WHAT IS ASKED:
Substitute "chevron-down-icon" for every occurrence of "caret-down-icon" in the entries below and reproduce them with nothing else changed.

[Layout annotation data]

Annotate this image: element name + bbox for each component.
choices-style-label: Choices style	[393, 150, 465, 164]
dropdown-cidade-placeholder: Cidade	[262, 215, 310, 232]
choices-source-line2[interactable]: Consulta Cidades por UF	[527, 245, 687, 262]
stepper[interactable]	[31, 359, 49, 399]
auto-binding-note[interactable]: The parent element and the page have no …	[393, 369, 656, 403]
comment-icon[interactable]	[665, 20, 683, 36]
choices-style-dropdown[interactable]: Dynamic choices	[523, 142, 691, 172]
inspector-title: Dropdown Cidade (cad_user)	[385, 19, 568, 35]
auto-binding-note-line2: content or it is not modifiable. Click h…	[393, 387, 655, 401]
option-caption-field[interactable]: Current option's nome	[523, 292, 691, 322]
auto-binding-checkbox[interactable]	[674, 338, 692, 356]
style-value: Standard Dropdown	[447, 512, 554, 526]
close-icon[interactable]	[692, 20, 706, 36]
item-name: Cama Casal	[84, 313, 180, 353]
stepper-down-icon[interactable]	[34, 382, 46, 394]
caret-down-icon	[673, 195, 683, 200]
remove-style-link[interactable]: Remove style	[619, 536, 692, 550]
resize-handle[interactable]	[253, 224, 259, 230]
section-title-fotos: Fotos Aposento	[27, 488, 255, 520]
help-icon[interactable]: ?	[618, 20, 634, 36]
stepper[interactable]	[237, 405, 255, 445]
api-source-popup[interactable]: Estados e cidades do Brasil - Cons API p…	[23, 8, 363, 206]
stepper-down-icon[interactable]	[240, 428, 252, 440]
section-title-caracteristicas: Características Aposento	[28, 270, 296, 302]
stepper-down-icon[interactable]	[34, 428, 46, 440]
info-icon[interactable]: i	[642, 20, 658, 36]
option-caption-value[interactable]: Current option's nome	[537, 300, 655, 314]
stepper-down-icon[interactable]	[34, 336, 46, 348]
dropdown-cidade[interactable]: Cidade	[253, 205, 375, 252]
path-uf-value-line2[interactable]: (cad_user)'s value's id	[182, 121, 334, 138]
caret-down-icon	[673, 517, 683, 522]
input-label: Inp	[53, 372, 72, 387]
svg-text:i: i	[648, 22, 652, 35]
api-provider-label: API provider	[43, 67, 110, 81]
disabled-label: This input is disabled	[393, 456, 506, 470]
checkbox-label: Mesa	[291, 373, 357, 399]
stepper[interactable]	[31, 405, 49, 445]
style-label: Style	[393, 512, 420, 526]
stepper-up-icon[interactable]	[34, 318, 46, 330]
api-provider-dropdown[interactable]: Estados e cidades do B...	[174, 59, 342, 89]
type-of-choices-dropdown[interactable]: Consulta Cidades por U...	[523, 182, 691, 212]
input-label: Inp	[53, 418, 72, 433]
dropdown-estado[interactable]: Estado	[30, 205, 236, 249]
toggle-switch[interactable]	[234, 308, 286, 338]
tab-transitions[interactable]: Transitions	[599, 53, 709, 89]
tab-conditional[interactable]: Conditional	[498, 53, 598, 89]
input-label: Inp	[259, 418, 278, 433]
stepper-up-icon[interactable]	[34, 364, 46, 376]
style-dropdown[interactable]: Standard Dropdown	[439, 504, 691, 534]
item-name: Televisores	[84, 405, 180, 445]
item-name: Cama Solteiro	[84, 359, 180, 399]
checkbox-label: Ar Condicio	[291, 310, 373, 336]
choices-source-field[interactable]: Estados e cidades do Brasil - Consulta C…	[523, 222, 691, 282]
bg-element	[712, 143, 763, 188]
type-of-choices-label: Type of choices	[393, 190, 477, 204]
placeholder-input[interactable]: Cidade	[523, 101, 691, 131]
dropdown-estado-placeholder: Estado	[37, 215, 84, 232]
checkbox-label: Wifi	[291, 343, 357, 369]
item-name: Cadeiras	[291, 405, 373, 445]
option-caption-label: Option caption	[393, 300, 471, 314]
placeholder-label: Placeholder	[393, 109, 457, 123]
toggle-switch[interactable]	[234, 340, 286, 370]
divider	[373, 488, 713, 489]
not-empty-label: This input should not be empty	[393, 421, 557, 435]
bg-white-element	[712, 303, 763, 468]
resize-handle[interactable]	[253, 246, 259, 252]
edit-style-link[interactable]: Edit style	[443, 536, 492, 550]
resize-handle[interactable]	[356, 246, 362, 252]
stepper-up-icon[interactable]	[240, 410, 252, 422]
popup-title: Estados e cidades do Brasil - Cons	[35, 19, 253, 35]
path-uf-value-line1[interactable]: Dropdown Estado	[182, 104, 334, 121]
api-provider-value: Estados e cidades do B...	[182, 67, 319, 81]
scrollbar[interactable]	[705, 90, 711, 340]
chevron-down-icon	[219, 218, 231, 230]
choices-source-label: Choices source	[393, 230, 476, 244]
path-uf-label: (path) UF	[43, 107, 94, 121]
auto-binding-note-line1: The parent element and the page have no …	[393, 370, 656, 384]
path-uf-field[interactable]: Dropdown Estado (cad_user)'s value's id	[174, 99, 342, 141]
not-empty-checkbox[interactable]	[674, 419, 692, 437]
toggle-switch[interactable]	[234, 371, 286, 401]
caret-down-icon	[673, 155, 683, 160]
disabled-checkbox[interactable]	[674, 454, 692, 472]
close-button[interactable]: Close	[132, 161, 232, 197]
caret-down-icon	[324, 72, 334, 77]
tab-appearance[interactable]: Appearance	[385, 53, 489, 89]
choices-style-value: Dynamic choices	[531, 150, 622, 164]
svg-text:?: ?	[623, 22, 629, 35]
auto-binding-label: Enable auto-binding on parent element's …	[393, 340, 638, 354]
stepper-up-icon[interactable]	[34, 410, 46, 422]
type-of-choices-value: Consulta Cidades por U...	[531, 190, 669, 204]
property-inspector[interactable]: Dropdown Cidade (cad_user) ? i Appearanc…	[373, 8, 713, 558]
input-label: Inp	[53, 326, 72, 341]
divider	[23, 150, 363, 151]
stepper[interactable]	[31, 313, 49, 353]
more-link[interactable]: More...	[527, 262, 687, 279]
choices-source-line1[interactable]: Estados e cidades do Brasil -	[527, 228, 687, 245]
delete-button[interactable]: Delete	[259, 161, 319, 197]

TASK SOLUTION:
Annotate this image: element name + bbox for each component.
choices-style-label: Choices style	[393, 150, 465, 164]
dropdown-cidade-placeholder: Cidade	[262, 215, 310, 232]
choices-source-line2[interactable]: Consulta Cidades por UF	[527, 245, 687, 262]
stepper[interactable]	[31, 359, 49, 399]
auto-binding-note[interactable]: The parent element and the page have no …	[393, 369, 656, 403]
comment-icon[interactable]	[665, 20, 683, 36]
choices-style-dropdown[interactable]: Dynamic choices	[523, 142, 691, 172]
inspector-title: Dropdown Cidade (cad_user)	[385, 19, 568, 35]
auto-binding-note-line2: content or it is not modifiable. Click h…	[393, 387, 655, 401]
option-caption-field[interactable]: Current option's nome	[523, 292, 691, 322]
auto-binding-checkbox[interactable]	[674, 338, 692, 356]
style-value: Standard Dropdown	[447, 512, 554, 526]
close-icon[interactable]	[692, 20, 706, 36]
item-name: Cama Casal	[84, 313, 180, 353]
stepper-down-icon[interactable]	[34, 382, 46, 394]
chevron-down-icon	[673, 195, 683, 200]
remove-style-link[interactable]: Remove style	[619, 536, 692, 550]
resize-handle[interactable]	[253, 224, 259, 230]
section-title-fotos: Fotos Aposento	[27, 488, 255, 520]
help-icon[interactable]: ?	[618, 20, 634, 36]
stepper[interactable]	[237, 405, 255, 445]
api-source-popup[interactable]: Estados e cidades do Brasil - Cons API p…	[23, 8, 363, 206]
stepper-down-icon[interactable]	[240, 428, 252, 440]
section-title-caracteristicas: Características Aposento	[28, 270, 296, 302]
stepper-down-icon[interactable]	[34, 428, 46, 440]
info-icon[interactable]: i	[642, 20, 658, 36]
option-caption-value[interactable]: Current option's nome	[537, 300, 655, 314]
stepper-down-icon[interactable]	[34, 336, 46, 348]
dropdown-cidade[interactable]: Cidade	[253, 205, 375, 252]
path-uf-value-line2[interactable]: (cad_user)'s value's id	[182, 121, 334, 138]
chevron-down-icon	[673, 517, 683, 522]
input-label: Inp	[53, 372, 72, 387]
svg-text:i: i	[648, 22, 652, 35]
api-provider-label: API provider	[43, 67, 110, 81]
disabled-label: This input is disabled	[393, 456, 506, 470]
checkbox-label: Mesa	[291, 373, 357, 399]
stepper[interactable]	[31, 405, 49, 445]
style-label: Style	[393, 512, 420, 526]
stepper-up-icon[interactable]	[34, 318, 46, 330]
api-provider-dropdown[interactable]: Estados e cidades do B...	[174, 59, 342, 89]
type-of-choices-dropdown[interactable]: Consulta Cidades por U...	[523, 182, 691, 212]
input-label: Inp	[53, 418, 72, 433]
dropdown-estado[interactable]: Estado	[30, 205, 236, 249]
toggle-switch[interactable]	[234, 308, 286, 338]
tab-transitions[interactable]: Transitions	[599, 53, 709, 89]
tab-conditional[interactable]: Conditional	[498, 53, 598, 89]
input-label: Inp	[259, 418, 278, 433]
stepper-up-icon[interactable]	[34, 364, 46, 376]
style-dropdown[interactable]: Standard Dropdown	[439, 504, 691, 534]
item-name: Televisores	[84, 405, 180, 445]
item-name: Cama Solteiro	[84, 359, 180, 399]
checkbox-label: Ar Condicio	[291, 310, 373, 336]
choices-source-field[interactable]: Estados e cidades do Brasil - Consulta C…	[523, 222, 691, 282]
bg-element	[712, 143, 763, 188]
type-of-choices-label: Type of choices	[393, 190, 477, 204]
placeholder-input[interactable]: Cidade	[523, 101, 691, 131]
dropdown-estado-placeholder: Estado	[37, 215, 84, 232]
checkbox-label: Wifi	[291, 343, 357, 369]
item-name: Cadeiras	[291, 405, 373, 445]
option-caption-label: Option caption	[393, 300, 471, 314]
placeholder-label: Placeholder	[393, 109, 457, 123]
toggle-switch[interactable]	[234, 340, 286, 370]
divider	[373, 488, 713, 489]
not-empty-label: This input should not be empty	[393, 421, 557, 435]
bg-white-element	[712, 303, 763, 468]
resize-handle[interactable]	[253, 246, 259, 252]
edit-style-link[interactable]: Edit style	[443, 536, 492, 550]
resize-handle[interactable]	[356, 246, 362, 252]
stepper-up-icon[interactable]	[240, 410, 252, 422]
popup-title: Estados e cidades do Brasil - Cons	[35, 19, 253, 35]
path-uf-value-line1[interactable]: Dropdown Estado	[182, 104, 334, 121]
api-provider-value: Estados e cidades do B...	[182, 67, 319, 81]
scrollbar[interactable]	[705, 90, 711, 340]
chevron-down-icon	[219, 218, 231, 230]
choices-source-label: Choices source	[393, 230, 476, 244]
path-uf-label: (path) UF	[43, 107, 94, 121]
auto-binding-note-line1: The parent element and the page have no …	[393, 370, 656, 384]
path-uf-field[interactable]: Dropdown Estado (cad_user)'s value's id	[174, 99, 342, 141]
not-empty-checkbox[interactable]	[674, 419, 692, 437]
toggle-switch[interactable]	[234, 371, 286, 401]
chevron-down-icon	[673, 155, 683, 160]
disabled-checkbox[interactable]	[674, 454, 692, 472]
close-button[interactable]: Close	[132, 161, 232, 197]
chevron-down-icon	[324, 72, 334, 77]
tab-appearance[interactable]: Appearance	[385, 53, 489, 89]
choices-style-value: Dynamic choices	[531, 150, 622, 164]
svg-text:?: ?	[623, 22, 629, 35]
auto-binding-label: Enable auto-binding on parent element's …	[393, 340, 638, 354]
stepper-up-icon[interactable]	[34, 410, 46, 422]
type-of-choices-value: Consulta Cidades por U...	[531, 190, 669, 204]
property-inspector[interactable]: Dropdown Cidade (cad_user) ? i Appearanc…	[373, 8, 713, 558]
input-label: Inp	[53, 326, 72, 341]
divider	[23, 150, 363, 151]
stepper[interactable]	[31, 313, 49, 353]
more-link[interactable]: More...	[527, 262, 687, 279]
choices-source-line1[interactable]: Estados e cidades do Brasil -	[527, 228, 687, 245]
delete-button[interactable]: Delete	[259, 161, 319, 197]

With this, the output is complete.